:: Your objective ::
Each line of the data that includes the string "extra" is to be copied out.

:: Part of a data file ::
####################

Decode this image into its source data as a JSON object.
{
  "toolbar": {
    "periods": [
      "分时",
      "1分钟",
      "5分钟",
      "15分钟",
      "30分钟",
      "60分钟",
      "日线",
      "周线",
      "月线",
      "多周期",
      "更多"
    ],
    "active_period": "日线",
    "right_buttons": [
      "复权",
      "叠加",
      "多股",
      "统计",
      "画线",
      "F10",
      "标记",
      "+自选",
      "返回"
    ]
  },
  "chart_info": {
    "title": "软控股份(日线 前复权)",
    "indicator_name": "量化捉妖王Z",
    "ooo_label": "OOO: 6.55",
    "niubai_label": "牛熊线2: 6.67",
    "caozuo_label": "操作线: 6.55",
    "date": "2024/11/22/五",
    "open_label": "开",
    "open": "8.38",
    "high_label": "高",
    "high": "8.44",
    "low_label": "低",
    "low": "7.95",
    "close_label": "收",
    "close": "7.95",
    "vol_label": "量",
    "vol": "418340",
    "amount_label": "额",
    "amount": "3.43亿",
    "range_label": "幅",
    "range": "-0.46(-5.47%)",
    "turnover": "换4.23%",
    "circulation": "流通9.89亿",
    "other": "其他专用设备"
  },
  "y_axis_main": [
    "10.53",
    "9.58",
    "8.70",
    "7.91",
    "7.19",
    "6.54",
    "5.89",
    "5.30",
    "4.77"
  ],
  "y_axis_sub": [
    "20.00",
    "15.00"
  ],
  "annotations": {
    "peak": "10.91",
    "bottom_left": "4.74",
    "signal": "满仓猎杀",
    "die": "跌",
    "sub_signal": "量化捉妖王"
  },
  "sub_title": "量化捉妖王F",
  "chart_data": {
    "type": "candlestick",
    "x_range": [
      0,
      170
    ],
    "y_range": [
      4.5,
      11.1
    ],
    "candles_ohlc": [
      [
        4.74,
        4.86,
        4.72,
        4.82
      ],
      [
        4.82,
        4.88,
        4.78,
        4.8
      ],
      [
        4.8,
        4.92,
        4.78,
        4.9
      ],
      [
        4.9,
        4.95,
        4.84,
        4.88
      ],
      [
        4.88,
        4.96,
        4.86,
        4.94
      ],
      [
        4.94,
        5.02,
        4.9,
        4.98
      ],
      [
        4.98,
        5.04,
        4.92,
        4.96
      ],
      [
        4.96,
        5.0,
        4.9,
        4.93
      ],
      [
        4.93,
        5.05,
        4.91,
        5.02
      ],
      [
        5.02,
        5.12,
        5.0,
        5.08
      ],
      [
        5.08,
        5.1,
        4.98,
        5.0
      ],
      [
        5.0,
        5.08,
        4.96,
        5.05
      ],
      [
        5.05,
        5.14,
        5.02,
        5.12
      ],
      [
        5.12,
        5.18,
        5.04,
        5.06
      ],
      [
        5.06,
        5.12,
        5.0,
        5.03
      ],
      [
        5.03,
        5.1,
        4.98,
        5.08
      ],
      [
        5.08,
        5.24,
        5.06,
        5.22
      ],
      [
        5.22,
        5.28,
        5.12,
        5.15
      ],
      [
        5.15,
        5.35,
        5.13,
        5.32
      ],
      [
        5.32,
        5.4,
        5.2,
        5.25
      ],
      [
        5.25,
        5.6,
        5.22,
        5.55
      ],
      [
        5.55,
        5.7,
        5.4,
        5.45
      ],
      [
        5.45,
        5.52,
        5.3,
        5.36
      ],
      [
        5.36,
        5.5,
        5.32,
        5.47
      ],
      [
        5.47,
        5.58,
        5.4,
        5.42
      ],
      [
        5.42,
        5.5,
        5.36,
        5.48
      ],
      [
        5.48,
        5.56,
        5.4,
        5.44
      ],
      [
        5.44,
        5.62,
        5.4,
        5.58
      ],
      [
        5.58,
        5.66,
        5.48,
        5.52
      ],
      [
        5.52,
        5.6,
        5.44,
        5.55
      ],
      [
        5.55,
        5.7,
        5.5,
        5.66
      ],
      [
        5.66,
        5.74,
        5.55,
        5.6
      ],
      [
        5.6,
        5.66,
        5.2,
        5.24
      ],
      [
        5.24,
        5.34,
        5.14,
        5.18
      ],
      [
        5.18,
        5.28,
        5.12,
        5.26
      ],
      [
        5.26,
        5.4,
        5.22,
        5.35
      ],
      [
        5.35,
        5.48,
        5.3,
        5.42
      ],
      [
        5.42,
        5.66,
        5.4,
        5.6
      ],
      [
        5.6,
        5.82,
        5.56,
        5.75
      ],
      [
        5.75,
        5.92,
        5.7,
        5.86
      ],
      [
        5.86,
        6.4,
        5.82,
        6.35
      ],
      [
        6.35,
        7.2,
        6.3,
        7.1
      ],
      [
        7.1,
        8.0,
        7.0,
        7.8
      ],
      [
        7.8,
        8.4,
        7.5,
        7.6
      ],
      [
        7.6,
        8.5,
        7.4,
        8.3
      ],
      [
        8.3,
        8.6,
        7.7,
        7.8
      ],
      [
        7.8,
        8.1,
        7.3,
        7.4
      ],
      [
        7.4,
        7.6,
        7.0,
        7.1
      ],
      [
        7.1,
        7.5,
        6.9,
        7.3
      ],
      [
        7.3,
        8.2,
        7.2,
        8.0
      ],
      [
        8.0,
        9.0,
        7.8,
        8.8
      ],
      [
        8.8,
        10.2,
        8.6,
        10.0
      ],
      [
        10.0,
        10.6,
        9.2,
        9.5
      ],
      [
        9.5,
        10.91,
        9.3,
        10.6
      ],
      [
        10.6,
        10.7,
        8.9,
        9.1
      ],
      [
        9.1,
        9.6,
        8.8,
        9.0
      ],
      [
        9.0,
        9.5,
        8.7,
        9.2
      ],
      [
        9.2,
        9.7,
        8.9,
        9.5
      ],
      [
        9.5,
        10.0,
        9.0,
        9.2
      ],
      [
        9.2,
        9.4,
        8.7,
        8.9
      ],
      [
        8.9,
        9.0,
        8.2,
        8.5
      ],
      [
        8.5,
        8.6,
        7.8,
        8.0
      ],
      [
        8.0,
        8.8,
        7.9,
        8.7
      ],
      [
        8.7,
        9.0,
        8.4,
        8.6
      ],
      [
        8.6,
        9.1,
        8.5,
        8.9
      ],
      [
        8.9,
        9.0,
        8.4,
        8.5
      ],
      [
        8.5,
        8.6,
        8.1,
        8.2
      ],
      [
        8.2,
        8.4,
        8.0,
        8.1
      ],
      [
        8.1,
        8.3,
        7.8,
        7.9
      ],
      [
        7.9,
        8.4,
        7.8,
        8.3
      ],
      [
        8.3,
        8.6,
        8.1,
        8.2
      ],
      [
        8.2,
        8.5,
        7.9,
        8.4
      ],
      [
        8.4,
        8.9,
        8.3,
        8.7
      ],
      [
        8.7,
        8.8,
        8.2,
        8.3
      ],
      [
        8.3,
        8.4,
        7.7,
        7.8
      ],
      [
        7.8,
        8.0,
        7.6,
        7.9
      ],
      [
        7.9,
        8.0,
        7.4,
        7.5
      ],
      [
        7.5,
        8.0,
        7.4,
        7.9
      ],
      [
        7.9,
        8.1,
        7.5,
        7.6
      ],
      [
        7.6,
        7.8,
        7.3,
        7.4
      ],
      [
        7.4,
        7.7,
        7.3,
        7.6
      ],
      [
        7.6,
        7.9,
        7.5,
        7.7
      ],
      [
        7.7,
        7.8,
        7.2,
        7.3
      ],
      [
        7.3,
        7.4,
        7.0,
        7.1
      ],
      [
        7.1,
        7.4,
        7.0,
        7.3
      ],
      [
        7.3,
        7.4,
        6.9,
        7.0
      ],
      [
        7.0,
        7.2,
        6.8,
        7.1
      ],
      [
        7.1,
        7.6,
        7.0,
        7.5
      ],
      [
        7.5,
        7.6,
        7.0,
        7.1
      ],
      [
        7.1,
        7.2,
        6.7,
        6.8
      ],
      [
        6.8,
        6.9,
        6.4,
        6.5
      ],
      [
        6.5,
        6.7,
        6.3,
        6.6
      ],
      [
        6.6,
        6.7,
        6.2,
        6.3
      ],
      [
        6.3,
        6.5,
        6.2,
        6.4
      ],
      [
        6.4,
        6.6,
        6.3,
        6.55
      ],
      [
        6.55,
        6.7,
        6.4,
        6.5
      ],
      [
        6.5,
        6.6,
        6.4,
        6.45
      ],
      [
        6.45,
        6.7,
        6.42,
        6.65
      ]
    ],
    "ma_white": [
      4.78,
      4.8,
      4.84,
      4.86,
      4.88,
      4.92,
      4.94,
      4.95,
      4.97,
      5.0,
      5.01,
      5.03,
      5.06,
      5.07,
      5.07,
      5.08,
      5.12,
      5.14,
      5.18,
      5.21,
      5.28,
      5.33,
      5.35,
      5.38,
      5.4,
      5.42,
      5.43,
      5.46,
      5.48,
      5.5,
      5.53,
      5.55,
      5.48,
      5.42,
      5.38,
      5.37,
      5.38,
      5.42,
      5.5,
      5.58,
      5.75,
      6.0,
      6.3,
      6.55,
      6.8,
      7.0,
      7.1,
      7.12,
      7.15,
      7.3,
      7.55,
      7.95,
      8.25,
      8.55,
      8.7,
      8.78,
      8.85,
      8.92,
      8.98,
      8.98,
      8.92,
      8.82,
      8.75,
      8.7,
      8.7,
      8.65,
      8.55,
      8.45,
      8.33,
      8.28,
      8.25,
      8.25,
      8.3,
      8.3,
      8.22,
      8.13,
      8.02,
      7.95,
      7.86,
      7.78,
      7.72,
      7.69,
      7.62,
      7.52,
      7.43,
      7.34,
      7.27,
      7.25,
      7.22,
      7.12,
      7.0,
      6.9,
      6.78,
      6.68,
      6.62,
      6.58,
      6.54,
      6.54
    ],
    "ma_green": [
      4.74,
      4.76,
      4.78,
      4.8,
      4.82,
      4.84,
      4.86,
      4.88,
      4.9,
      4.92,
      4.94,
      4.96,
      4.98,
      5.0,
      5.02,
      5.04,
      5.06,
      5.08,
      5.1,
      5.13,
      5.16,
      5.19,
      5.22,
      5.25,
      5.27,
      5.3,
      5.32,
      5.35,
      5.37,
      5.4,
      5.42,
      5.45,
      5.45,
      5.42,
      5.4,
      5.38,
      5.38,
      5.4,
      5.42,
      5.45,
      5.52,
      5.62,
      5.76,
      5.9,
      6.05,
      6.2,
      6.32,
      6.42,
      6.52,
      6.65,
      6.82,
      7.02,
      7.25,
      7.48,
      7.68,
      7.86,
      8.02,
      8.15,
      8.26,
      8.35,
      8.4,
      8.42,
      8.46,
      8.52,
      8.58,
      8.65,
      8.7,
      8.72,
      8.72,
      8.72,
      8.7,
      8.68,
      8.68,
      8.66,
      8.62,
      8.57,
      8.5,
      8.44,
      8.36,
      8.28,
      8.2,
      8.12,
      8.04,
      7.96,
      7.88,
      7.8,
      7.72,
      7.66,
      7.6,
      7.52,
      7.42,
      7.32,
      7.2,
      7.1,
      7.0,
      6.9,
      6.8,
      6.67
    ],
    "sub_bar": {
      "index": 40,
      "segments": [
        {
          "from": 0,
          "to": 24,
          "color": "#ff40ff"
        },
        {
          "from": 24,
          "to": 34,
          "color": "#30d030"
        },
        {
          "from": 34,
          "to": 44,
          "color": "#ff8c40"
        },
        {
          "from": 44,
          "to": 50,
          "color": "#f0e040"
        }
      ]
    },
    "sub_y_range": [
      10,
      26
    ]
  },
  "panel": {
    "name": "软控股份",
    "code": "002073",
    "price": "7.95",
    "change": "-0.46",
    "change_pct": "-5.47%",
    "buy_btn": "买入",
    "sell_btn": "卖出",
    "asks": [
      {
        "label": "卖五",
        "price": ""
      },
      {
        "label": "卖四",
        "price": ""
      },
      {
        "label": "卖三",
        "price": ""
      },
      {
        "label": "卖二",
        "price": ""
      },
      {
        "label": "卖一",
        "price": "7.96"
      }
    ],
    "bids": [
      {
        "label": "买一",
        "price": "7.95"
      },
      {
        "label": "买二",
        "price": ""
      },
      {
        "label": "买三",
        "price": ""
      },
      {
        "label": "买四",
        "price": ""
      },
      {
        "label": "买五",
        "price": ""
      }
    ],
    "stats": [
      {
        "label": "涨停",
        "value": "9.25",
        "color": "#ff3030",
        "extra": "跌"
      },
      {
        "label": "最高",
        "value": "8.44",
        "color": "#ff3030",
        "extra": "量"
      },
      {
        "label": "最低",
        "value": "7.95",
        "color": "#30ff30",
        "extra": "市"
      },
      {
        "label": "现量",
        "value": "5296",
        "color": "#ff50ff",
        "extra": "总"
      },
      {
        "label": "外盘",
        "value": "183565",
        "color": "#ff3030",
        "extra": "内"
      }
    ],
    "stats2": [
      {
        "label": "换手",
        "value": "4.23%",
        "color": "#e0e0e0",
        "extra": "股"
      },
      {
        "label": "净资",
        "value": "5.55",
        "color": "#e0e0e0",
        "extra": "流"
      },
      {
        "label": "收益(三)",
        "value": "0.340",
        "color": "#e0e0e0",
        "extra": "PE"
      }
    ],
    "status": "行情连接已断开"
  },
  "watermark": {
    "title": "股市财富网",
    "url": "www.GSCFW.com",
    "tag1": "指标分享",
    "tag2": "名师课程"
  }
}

####################

:: Worked answer ::
        "extra": "跌"
        "extra": "量"
        "extra": "市"
        "extra": "总"
        "extra": "内"
        "extra": "股"
        "extra": "流"
        "extra": "PE"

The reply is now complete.